-- start EXTRACTED MATERIAL --

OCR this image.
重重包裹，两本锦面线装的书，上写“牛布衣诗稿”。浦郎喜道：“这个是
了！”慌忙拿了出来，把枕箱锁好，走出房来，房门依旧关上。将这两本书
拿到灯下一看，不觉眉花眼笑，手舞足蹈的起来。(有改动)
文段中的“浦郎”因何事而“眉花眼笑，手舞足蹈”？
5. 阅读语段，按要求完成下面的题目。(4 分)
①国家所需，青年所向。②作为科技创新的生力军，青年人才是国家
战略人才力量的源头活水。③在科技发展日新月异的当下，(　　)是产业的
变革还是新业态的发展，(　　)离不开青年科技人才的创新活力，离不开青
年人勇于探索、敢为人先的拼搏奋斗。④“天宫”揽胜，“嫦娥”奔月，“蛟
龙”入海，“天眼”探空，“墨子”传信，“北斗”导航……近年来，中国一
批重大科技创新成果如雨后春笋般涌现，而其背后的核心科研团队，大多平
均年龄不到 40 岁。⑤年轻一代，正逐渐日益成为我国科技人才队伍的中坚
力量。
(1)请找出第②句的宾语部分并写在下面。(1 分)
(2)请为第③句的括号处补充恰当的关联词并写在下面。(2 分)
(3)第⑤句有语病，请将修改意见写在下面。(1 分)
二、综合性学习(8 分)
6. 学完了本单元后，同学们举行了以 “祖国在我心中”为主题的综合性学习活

-- end EXTRACTED MATERIAL --

**DESCRIPTION OF THE TASK**. Output every line above without altering anything.

**EXERCISE OUTPUT**.
OCR this image.
重重包裹，两本锦面线装的书，上写“牛布衣诗稿”。浦郎喜道：“这个是
了！”慌忙拿了出来，把枕箱锁好，走出房来，房门依旧关上。将这两本书
拿到灯下一看，不觉眉花眼笑，手舞足蹈的起来。(有改动)
文段中的“浦郎”因何事而“眉花眼笑，手舞足蹈”？
5. 阅读语段，按要求完成下面的题目。(4 分)
①国家所需，青年所向。②作为科技创新的生力军，青年人才是国家
战略人才力量的源头活水。③在科技发展日新月异的当下，(　　)是产业的
变革还是新业态的发展，(　　)离不开青年科技人才的创新活力，离不开青
年人勇于探索、敢为人先的拼搏奋斗。④“天宫”揽胜，“嫦娥”奔月，“蛟
龙”入海，“天眼”探空，“墨子”传信，“北斗”导航……近年来，中国一
批重大科技创新成果如雨后春笋般涌现，而其背后的核心科研团队，大多平
均年龄不到 40 岁。⑤年轻一代，正逐渐日益成为我国科技人才队伍的中坚
力量。
(1)请找出第②句的宾语部分并写在下面。(1 分)
(2)请为第③句的括号处补充恰当的关联词并写在下面。(2 分)
(3)第⑤句有语病，请将修改意见写在下面。(1 分)
二、综合性学习(8 分)
6. 学完了本单元后，同学们举行了以 “祖国在我心中”为主题的综合性学习活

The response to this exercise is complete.